### Extract to read

Well, the ones we're using here.

sin(-x)=-sin(x)
sin(π)=0
cos(-x)=cos(x)
cos(π)=-1
sin(a+b)=sin(a)*cos(b)+sin(b)*cos(a)
cos(a+b)=cos(a)cos(b)-sin(a)sin(b)

For the sake of golfing, I've omitted the identities that can be derived from these. You are free to encode double-angles and such but it may cost you bytes.

Input

  • You should take in an expression as a string with an arbitrary number of terms consisting of a coefficient and some sine and cosine functions, each with an exponent and an arbitrary number of arguments.
  • Coefficients will always be nonzero integers.
  • Each argument will be a coefficient, followed by either a single latin letter or pi.
  • You can decide whether to take in pi as pi or π. Either way remember that you're scored in bytes, not characters.

Output

Output the same expression, but…

  • All trig functions are either sin or cos.
  • All arguments of trig functions are single variables, with no coefficients.
  • All like terms are combined.
  • Terms with a coefficient of 0 are removed.
  • All factors in the same term that are the same function of the same variable are condensed into a single function with an exponent.

Note: Leading + signs are allowed, but not required. a+-b is allowed, and equivalent to a-b. If there are no terms with nonzero coefficients, then output either 0 or an empty string.

### Extracted material
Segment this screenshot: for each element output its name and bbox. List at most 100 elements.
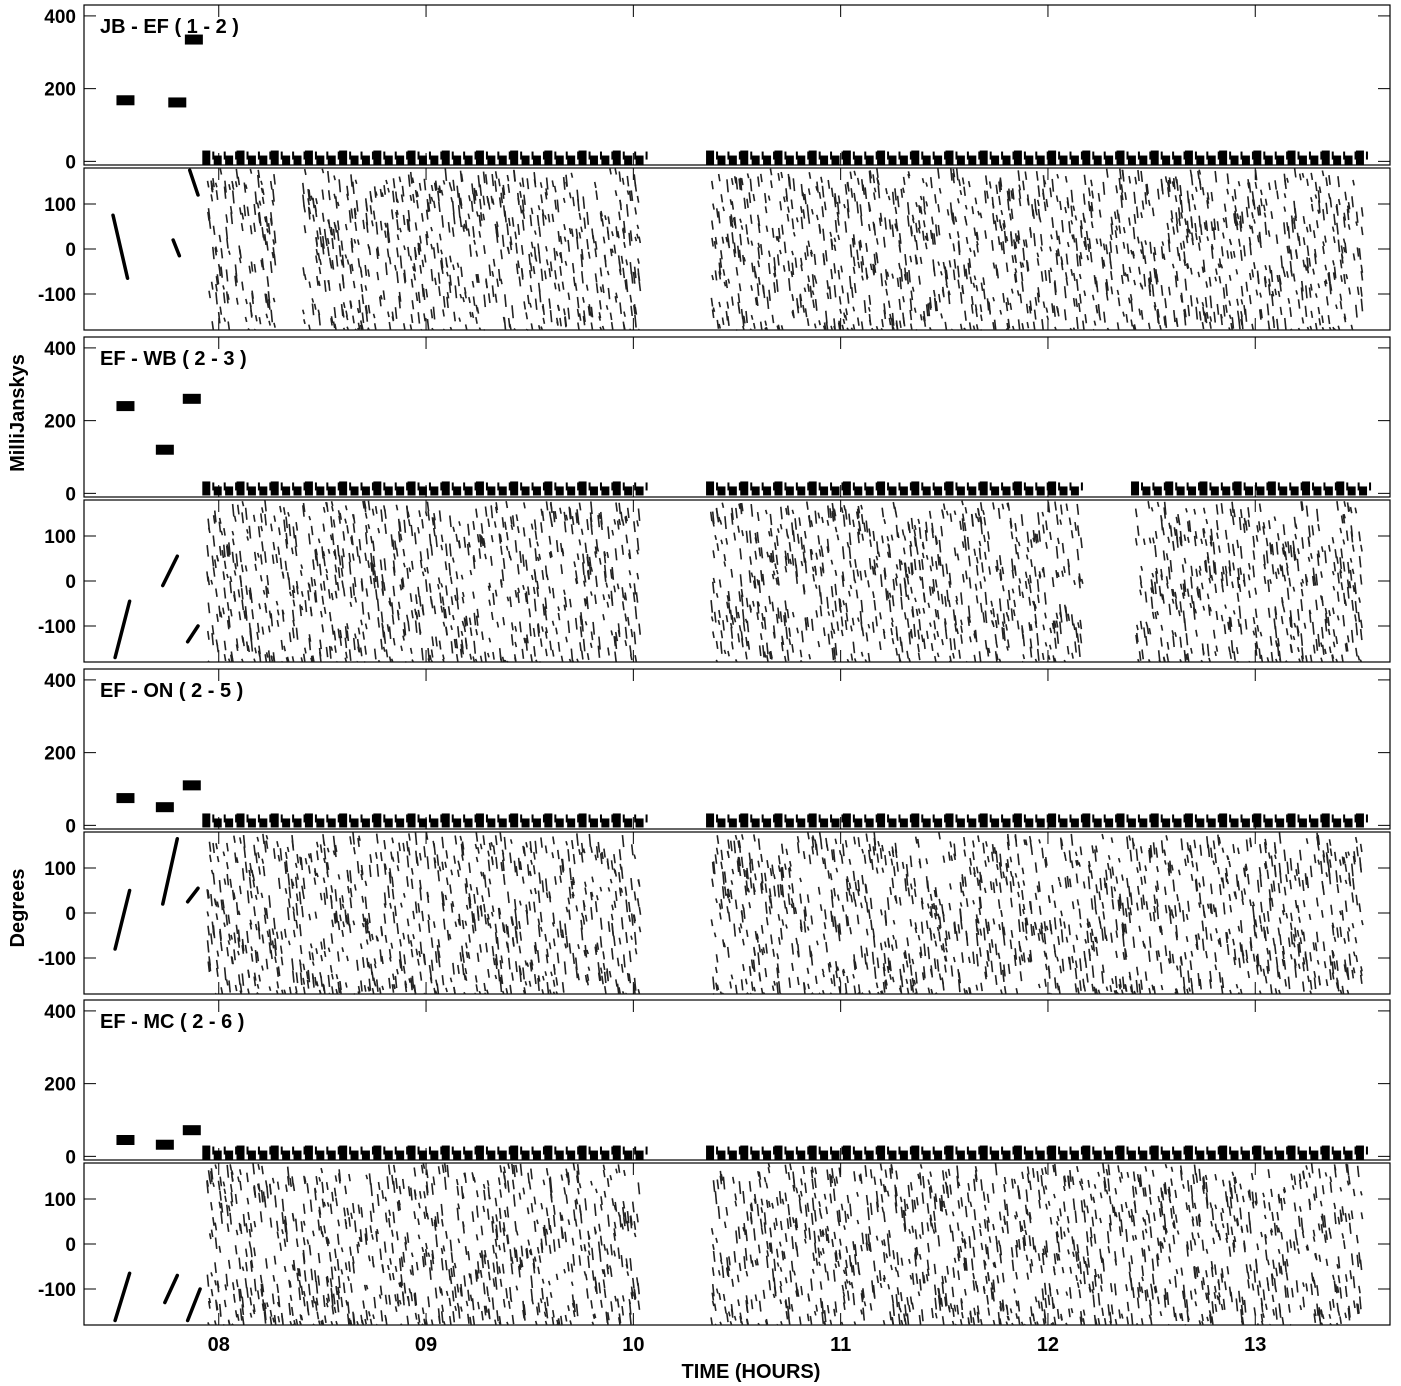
- phase-point: [1178, 218, 1182, 226]
- target-amplitude-block: [1359, 486, 1368, 496]
- phase-point: [303, 319, 306, 325]
- phase-point: [319, 583, 323, 591]
- phase-point: [1262, 522, 1266, 529]
- phase-point: [1237, 618, 1241, 628]
- phase-point: [813, 253, 817, 265]
- phase-point: [745, 224, 749, 235]
- phase-point: [865, 273, 869, 279]
- phase-point: [1320, 571, 1323, 578]
- phase-point: [799, 293, 803, 302]
- phase-point: [1185, 235, 1189, 244]
- phase-point: [1036, 533, 1039, 543]
- phase-point: [787, 260, 791, 272]
- phase-point: [1195, 297, 1199, 304]
- phase-point: [241, 281, 244, 291]
- phase-point: [442, 658, 445, 663]
- phase-point: [315, 555, 319, 567]
- target-amplitude-spike: [622, 814, 625, 823]
- phase-point: [1006, 190, 1010, 201]
- target-amplitude-spike: [508, 814, 511, 823]
- phase-point: [1266, 303, 1270, 316]
- phase-point: [1208, 565, 1212, 579]
- phase-point: [527, 586, 530, 596]
- phase-point: [717, 619, 721, 625]
- phase-point: [235, 168, 239, 179]
- phase-point: [745, 597, 749, 608]
- target-amplitude-spike: [257, 814, 260, 823]
- phase-point: [268, 986, 272, 991]
- target-amplitude-block: [430, 818, 439, 828]
- phase-point: [1347, 505, 1351, 512]
- phase-point: [221, 550, 225, 559]
- phase-point: [820, 545, 823, 551]
- phase-point: [824, 250, 828, 262]
- amp-tick-label: 0: [65, 816, 76, 837]
- phase-point: [440, 583, 444, 588]
- phase-point: [917, 608, 921, 614]
- phase-point: [1139, 575, 1143, 584]
- phase-point: [827, 611, 831, 616]
- phase-point: [479, 534, 482, 548]
- target-amplitude-spike: [212, 151, 215, 160]
- amplitude-frame: [83, 4, 1391, 166]
- target-amplitude-block: [521, 486, 530, 496]
- phase-point: [217, 263, 221, 270]
- phase-point: [364, 623, 368, 630]
- phase-point: [1289, 634, 1293, 640]
- phase-point: [711, 309, 715, 319]
- phase-point: [313, 578, 317, 586]
- phase-point: [237, 910, 241, 916]
- phase-point: [1065, 278, 1069, 286]
- phase-point: [511, 305, 515, 319]
- phase-point: [990, 600, 994, 607]
- target-amplitude-spike: [807, 814, 810, 823]
- phase-point: [287, 898, 291, 908]
- phase-point: [1053, 282, 1057, 296]
- phase-point: [796, 627, 799, 634]
- phase-point: [295, 627, 299, 640]
- phase-point: [1192, 601, 1196, 613]
- phase-point: [440, 249, 443, 255]
- target-amplitude-block: [945, 813, 954, 828]
- phase-point: [442, 295, 446, 308]
- phase-point: [555, 540, 559, 553]
- phase-point: [944, 596, 947, 607]
- phase-point: [256, 983, 260, 989]
- phase-point: [738, 503, 741, 510]
- phase-point: [1076, 548, 1080, 561]
- phase-point: [448, 181, 452, 188]
- phase-point: [1232, 610, 1236, 615]
- phase-point: [968, 555, 971, 567]
- phase-point: [466, 543, 470, 556]
- phase-point: [1140, 310, 1144, 320]
- target-amplitude-spike: [716, 482, 719, 491]
- phase-point: [376, 575, 379, 588]
- target-amplitude-spike: [1001, 814, 1004, 823]
- phase-point: [1359, 659, 1363, 663]
- phase-point: [1135, 632, 1139, 643]
- phase-point: [1001, 621, 1005, 628]
- target-amplitude-spike: [1080, 151, 1083, 160]
- phase-point: [991, 196, 995, 209]
- phase-point: [750, 314, 754, 320]
- phase-point: [1197, 170, 1200, 180]
- phase-point: [1304, 285, 1308, 299]
- phase-point: [460, 644, 464, 653]
- phase-point: [590, 322, 594, 331]
- phase-point: [718, 301, 722, 308]
- target-amplitude-block: [1347, 486, 1356, 496]
- phase-point: [1223, 203, 1227, 212]
- phase-point: [598, 316, 602, 321]
- phase-point: [1014, 522, 1018, 532]
- phase-point: [1115, 244, 1119, 254]
- phase-point: [842, 514, 846, 527]
- phase-point: [284, 851, 288, 860]
- phase-point: [437, 583, 440, 590]
- phase-point: [826, 280, 830, 290]
- phase-point: [1120, 184, 1124, 193]
- phase-point: [215, 276, 219, 286]
- phase-point: [1251, 212, 1254, 219]
- phase-point: [1010, 558, 1014, 572]
- phase-point: [414, 222, 418, 231]
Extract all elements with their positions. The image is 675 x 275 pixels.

### Task requirements
1. Using the trig simplification challenge, answer these:
(a) What will coefficients always be?
(b) In what two forms may pi be taken in?
(c) What may be output if there are no terms with nonzero coefficients?
2. List every trigonometric identity that the trig simplification challenge gives.
3. Extract the part of the trig simplification challenge from "Well, the ones" to "cost you bytes.".

### In response
1.
(a) Nonzero integers.
(b) As pi or as π.
(c) Either 0 or an empty string.

2.
sin(-x)=-sin(x)
sin(π)=0
cos(-x)=cos(x)
cos(π)=-1
sin(a+b)=sin(a)*cos(b)+sin(b)*cos(a)
cos(a+b)=cos(a)cos(b)-sin(a)sin(b)

3.
Well, the ones we're using here.

sin(-x)=-sin(x)
sin(π)=0
cos(-x)=cos(x)
cos(π)=-1
sin(a+b)=sin(a)*cos(b)+sin(b)*cos(a)
cos(a+b)=cos(a)cos(b)-sin(a)sin(b)

For the sake of golfing, I've omitted the identities that can be derived from these. You are free to encode double-angles and such but it may cost you bytes.